§ What to work on
Make an exact copy of the entries, and keep any pictures out of it.

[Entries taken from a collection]

==========

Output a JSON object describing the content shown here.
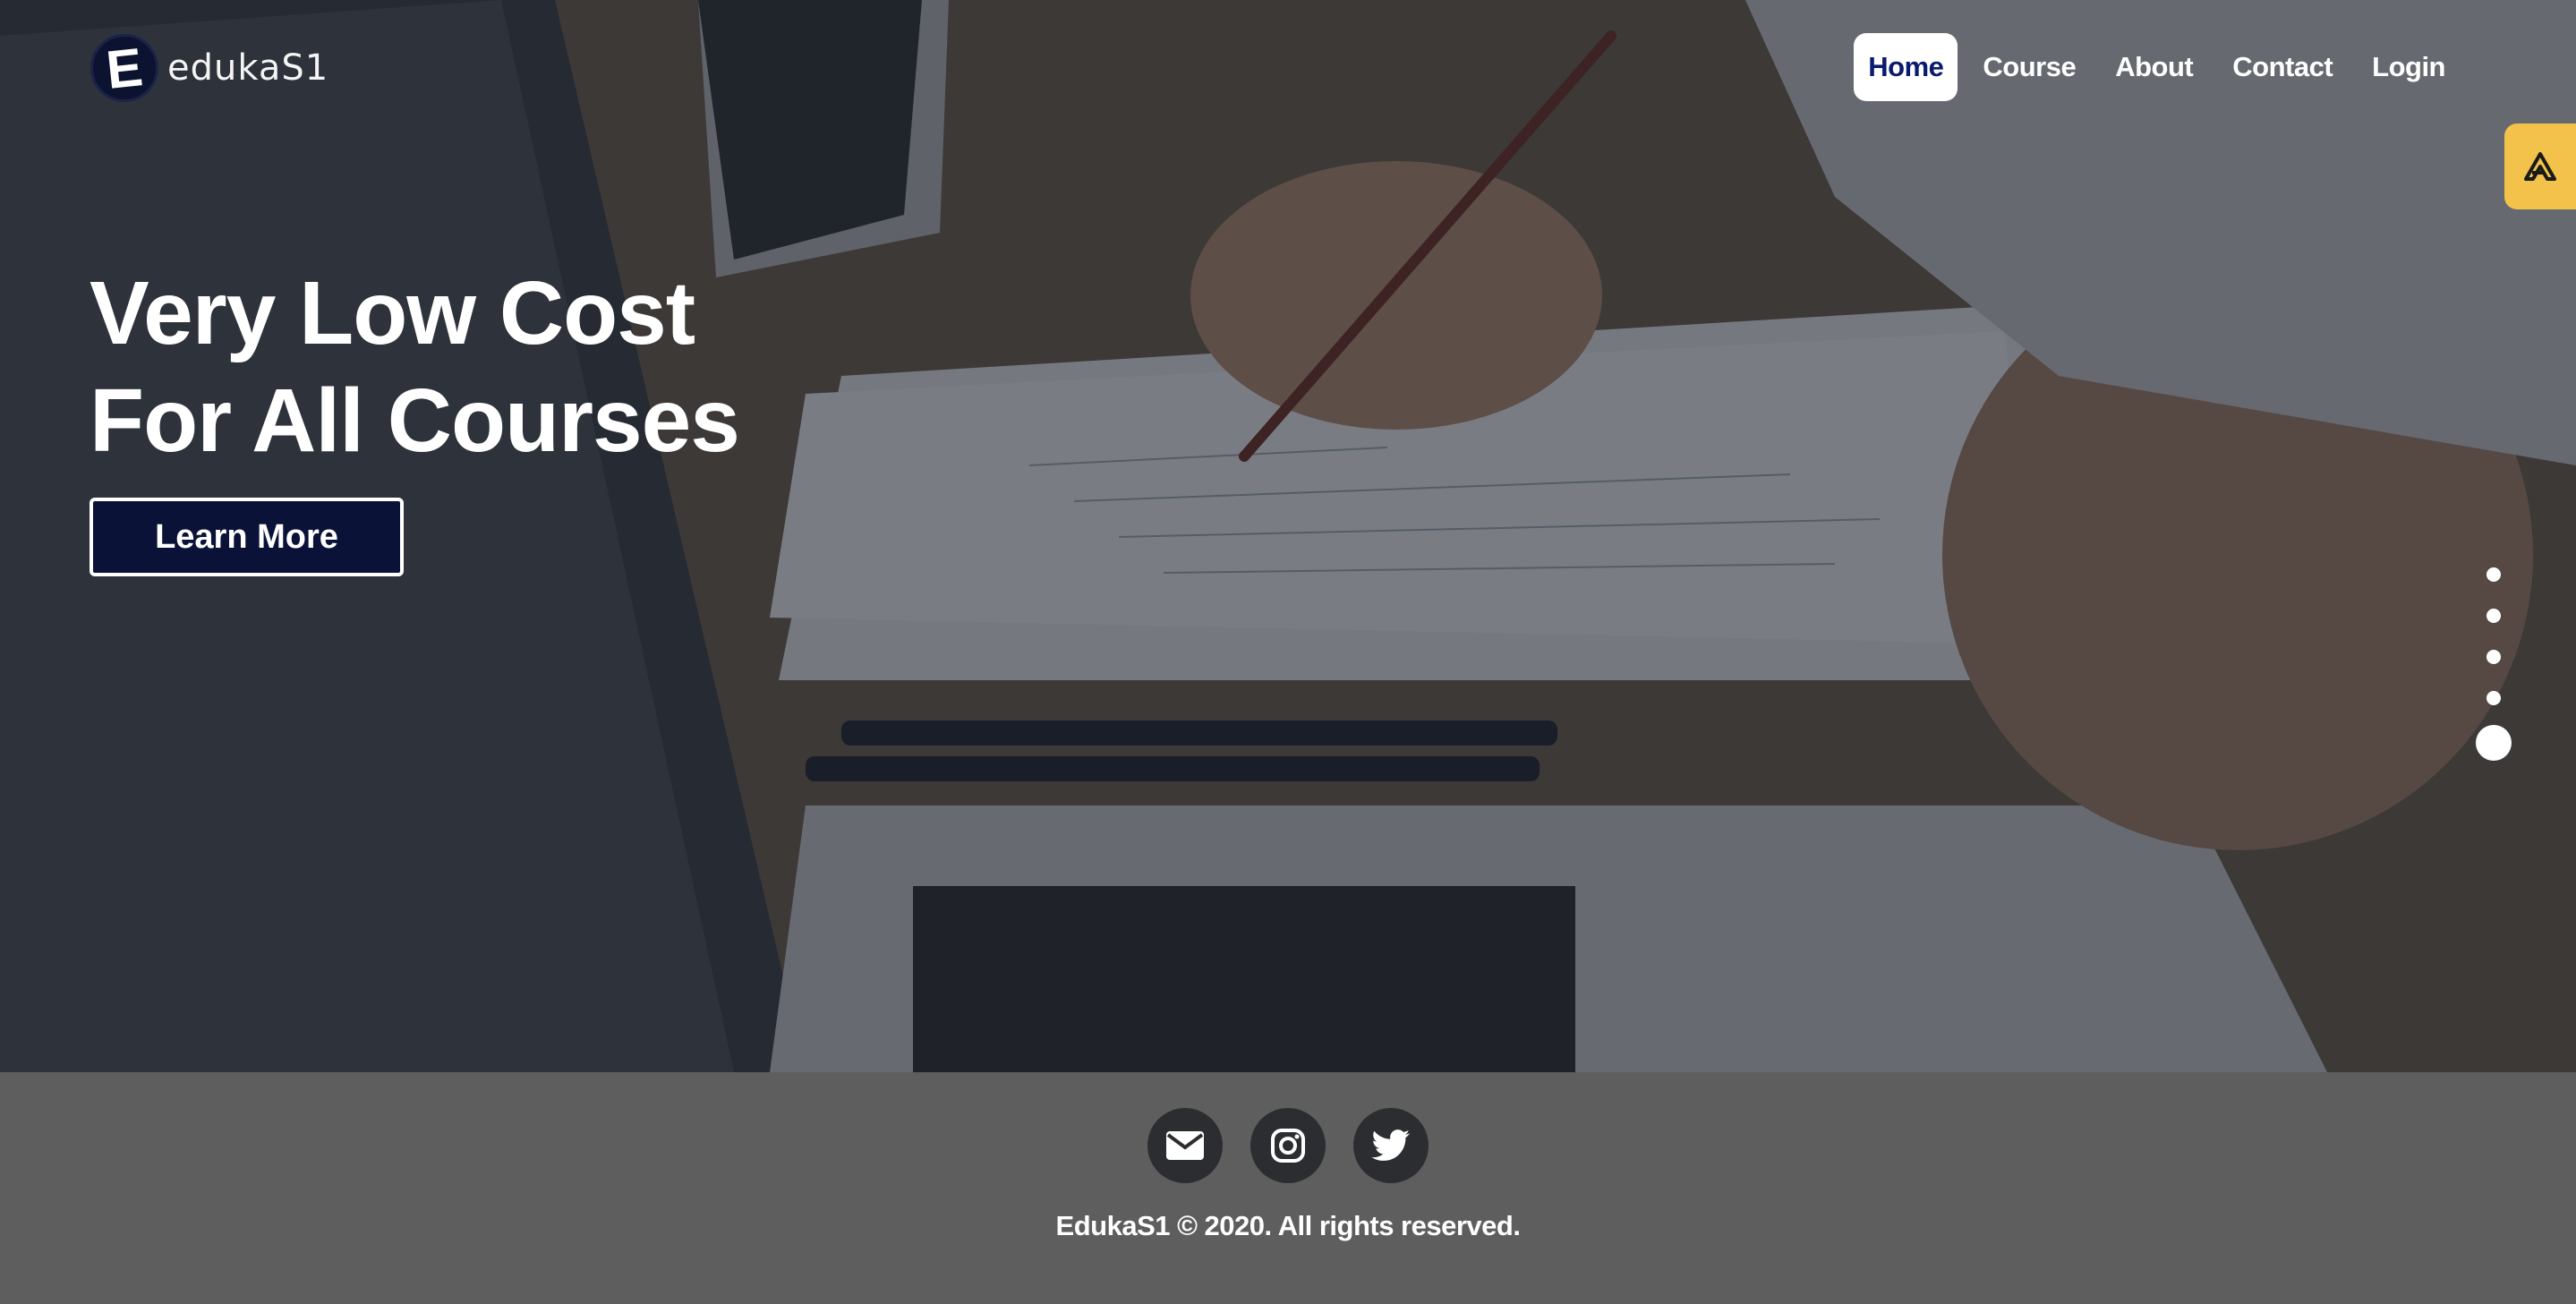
{
  "brand": {
    "logo_letter": "E",
    "name": "edukaS1"
  },
  "nav": {
    "items": [
      {
        "label": "Home",
        "active": true
      },
      {
        "label": "Course",
        "active": false
      },
      {
        "label": "About",
        "active": false
      },
      {
        "label": "Contact",
        "active": false
      },
      {
        "label": "Login",
        "active": false
      }
    ]
  },
  "hero": {
    "headline_line1": "Very Low Cost",
    "headline_line2": "For All Courses",
    "cta_label": "Learn More",
    "slides_total": 5,
    "active_slide": 5
  },
  "side_tab": {
    "icon": "accessibility-icon"
  },
  "footer": {
    "socials": [
      {
        "name": "email",
        "icon": "envelope-icon"
      },
      {
        "name": "instagram",
        "icon": "instagram-icon"
      },
      {
        "name": "twitter",
        "icon": "twitter-icon"
      }
    ],
    "copyright": "EdukaS1 © 2020. All rights reserved."
  },
  "colors": {
    "accent_navy": "#0b1238",
    "nav_active_text": "#0a1a6e",
    "side_tab": "#f2c24a",
    "footer_bg": "#5e5e5e",
    "social_bg": "#2c2d30"
  }
}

==========

§ Answer to the exercise
Output a JSON object describing the content shown here.
{
  "brand": {
    "logo_letter": "E",
    "name": "edukaS1"
  },
  "nav": {
    "items": [
      {
        "label": "Home",
        "active": true
      },
      {
        "label": "Course",
        "active": false
      },
      {
        "label": "About",
        "active": false
      },
      {
        "label": "Contact",
        "active": false
      },
      {
        "label": "Login",
        "active": false
      }
    ]
  },
  "hero": {
    "headline_line1": "Very Low Cost",
    "headline_line2": "For All Courses",
    "cta_label": "Learn More",
    "slides_total": 5,
    "active_slide": 5
  },
  "side_tab": {
    "icon": "accessibility-icon"
  },
  "footer": {
    "socials": [
      {
        "name": "email",
        "icon": "envelope-icon"
      },
      {
        "name": "instagram",
        "icon": "instagram-icon"
      },
      {
        "name": "twitter",
        "icon": "twitter-icon"
      }
    ],
    "copyright": "EdukaS1 © 2020. All rights reserved."
  },
  "colors": {
    "accent_navy": "#0b1238",
    "nav_active_text": "#0a1a6e",
    "side_tab": "#f2c24a",
    "footer_bg": "#5e5e5e",
    "social_bg": "#2c2d30"
  }
}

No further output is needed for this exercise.